▶ _STATED TASK_:
Answer these about the reassessment for exams podcast page, using the page below:
(a) On what date was it posted?
(b) Which team brings the podcast series to listeners?
(c) What happened to Liz during one exam many years ago?

▶ _SUPPLIED PASSAGE_:
The Skills Pod

Reassessment for exams

July 17, 2020 Study Skills
The Skills Pod
Reassessment for exams
Show Notes Transcript

Join Jen and Liz for a podcast on reassessment for exams on 'The Skills Pod'. Grab your cup of tea and biscuit, sit back and relax whilst Liz and Jen give you tips and hints to take you through the reassessment process for exams.
 


 Running order of the Re-assessment for exams podcast 

·       Reflect on exam score/ could you have done anything different to your knowledge?

·       Planning for the exam

·       Study key points 

·       Understanding, identifying and breaking down the exam

·       Timing and pacing yourself 

·       Proofreading and checking

·       Use all the time you have available 

Jennifer :

Hello, welcome to The Skills Pod. A series of podcasts to support your skills development, brought to you by the Study Skills Advisory Team. Hello, and welcome to the reassessment for exams podcast. And today you have Jennifer Harper, which is myself and Liz Johnson. Hello. And we're going to have a little chat and sit down, have a cup of tea and we're just going to talk about that reassessment process, but from an exam perspective. So the first thing we're kind of going to look at his, you know, that reflection process of when you've had that exam result. And obviously, if you're going through the reassessment process, it's probably not been what you expected it to be. Or you might have failed at that point or just fallen short. So it's really important that you spend that time initially to reflect and think about Okay, is there anything I could have done differently? Did I spend enough time maybe revising, and just go through that reflective process. Wouldn't you agree, Liz?

Liz :

I would definitely. And I'd also have a think about how it actually went in the exam. I don't know about you, but one exam that I did many years ago, I actually had a panic attack in the middle of the exam, and I couldn't really do anything. I just froze. So by the time I got myself together, and started to go through the things that I could do, I didn't have enough time to be able to recoup the time that I'd lost. Things happen, we're all human, you have a bad day or you get in there and your mind goes blank. So reflect on what happened before the exam, reflect on the actual exam itself, and think about what you could do differently. If you knew then what you know now, how would you go into the experience? What would you do to try and get a different outcome because what you're going to do when you go for your reassessment for an exam, so you might want to see the planning experience. Did you set aside enough time to look at all the subjects? Was it an open book exam? Did you know what it was going to be on? Or was it something where you had a choice of maybe eight or 10 subjects that could have been on and you maybe didn't revise all of them. So have a look at this process of elimination of figuring out the things that you can do so that reassessment isn't an onerous task. It's something that you can set aside plan for make time for and go into the exam feeling comfortable and confident. Because that way, you're likely to have a more beneficial outcome and it will be a positive experience.

▶ _EXTRACTED ENTRIES_:
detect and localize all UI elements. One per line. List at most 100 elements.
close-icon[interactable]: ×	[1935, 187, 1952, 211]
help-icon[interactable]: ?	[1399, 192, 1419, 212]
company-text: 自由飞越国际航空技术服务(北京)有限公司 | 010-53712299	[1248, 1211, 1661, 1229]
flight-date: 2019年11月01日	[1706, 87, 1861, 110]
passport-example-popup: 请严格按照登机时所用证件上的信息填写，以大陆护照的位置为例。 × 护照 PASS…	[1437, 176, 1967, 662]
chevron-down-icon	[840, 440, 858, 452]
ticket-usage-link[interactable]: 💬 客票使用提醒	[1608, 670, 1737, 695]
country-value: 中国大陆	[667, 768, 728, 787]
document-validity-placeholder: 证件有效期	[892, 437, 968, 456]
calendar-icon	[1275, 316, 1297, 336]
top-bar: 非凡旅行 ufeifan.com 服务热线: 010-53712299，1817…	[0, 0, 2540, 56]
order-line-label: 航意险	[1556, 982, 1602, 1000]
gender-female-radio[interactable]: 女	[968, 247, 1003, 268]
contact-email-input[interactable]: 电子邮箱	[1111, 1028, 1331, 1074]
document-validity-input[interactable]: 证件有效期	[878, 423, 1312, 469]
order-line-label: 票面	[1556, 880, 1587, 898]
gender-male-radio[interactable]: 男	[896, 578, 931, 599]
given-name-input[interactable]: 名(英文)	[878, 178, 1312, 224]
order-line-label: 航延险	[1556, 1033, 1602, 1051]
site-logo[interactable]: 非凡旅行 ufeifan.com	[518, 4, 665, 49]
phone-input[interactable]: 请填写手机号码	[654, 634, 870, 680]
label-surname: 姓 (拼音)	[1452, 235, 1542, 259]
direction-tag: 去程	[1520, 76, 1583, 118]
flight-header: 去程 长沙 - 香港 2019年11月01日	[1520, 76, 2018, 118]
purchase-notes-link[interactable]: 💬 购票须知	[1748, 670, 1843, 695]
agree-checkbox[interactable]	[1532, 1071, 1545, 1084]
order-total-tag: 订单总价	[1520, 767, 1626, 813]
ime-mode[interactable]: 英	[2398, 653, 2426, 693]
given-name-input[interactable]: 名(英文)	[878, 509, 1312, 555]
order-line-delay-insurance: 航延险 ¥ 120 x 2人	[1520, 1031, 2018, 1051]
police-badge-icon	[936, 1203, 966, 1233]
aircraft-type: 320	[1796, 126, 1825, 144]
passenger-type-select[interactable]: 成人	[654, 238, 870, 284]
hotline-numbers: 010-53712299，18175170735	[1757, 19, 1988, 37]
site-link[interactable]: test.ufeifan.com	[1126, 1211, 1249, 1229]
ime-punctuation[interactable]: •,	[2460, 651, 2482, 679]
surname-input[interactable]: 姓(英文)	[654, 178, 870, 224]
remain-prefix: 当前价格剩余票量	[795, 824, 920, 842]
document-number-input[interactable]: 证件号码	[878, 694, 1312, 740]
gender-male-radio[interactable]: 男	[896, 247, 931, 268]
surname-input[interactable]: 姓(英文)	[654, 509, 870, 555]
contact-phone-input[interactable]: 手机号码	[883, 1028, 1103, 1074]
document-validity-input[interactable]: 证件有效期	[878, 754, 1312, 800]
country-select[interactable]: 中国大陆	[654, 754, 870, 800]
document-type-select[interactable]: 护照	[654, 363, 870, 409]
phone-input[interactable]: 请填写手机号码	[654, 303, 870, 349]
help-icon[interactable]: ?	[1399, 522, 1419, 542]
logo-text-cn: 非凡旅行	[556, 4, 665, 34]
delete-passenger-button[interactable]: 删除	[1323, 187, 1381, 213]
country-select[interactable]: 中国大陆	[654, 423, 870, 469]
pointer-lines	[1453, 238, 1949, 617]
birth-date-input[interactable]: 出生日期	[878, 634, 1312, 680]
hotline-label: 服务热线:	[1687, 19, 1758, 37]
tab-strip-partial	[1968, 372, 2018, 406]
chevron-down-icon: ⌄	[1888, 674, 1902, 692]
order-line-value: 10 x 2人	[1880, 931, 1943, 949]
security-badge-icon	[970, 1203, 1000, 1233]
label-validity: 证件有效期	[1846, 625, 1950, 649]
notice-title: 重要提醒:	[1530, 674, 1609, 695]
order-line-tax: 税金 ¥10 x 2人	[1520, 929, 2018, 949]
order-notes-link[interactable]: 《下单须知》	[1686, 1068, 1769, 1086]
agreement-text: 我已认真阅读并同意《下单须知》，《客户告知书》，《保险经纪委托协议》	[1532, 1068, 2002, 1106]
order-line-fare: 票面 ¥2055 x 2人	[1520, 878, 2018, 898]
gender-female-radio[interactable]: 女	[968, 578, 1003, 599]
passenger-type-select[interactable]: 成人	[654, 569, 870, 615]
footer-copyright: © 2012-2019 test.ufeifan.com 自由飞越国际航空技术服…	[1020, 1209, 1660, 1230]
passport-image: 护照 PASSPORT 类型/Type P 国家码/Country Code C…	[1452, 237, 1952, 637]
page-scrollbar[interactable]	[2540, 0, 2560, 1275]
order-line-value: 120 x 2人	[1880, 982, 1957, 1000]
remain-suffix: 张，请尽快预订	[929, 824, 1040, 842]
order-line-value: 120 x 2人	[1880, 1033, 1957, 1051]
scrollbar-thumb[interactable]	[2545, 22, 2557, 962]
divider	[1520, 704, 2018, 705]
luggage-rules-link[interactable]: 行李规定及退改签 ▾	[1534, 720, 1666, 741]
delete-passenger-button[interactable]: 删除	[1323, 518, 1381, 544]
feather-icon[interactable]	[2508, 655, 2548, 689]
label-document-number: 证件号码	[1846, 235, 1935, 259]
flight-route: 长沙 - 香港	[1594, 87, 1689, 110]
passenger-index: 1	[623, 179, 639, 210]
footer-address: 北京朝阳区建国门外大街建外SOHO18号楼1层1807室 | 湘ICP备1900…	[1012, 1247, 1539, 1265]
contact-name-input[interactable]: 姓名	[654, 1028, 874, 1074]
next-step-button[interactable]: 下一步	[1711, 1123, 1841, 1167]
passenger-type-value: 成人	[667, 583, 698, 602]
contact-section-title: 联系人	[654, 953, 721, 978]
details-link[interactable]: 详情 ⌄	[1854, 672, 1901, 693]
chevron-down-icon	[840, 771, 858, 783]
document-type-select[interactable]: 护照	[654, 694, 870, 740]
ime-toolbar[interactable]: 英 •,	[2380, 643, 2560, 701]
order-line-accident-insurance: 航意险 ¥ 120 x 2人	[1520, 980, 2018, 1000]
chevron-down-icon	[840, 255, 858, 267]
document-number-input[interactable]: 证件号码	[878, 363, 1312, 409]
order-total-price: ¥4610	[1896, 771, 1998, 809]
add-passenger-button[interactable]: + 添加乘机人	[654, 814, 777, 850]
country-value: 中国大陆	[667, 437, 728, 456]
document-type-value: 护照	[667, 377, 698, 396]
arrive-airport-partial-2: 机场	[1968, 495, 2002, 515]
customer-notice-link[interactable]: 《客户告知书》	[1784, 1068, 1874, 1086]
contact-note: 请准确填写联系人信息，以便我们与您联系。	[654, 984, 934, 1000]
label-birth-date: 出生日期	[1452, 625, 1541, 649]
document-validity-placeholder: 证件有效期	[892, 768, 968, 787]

▶ _RESPONSE TO THIS EXERCISE_:
(a) July 17, 2020.
(b) The Study Skills Advisory Team.
(c) She had a panic attack partway through the exam and froze, so she couldn't make up the lost time.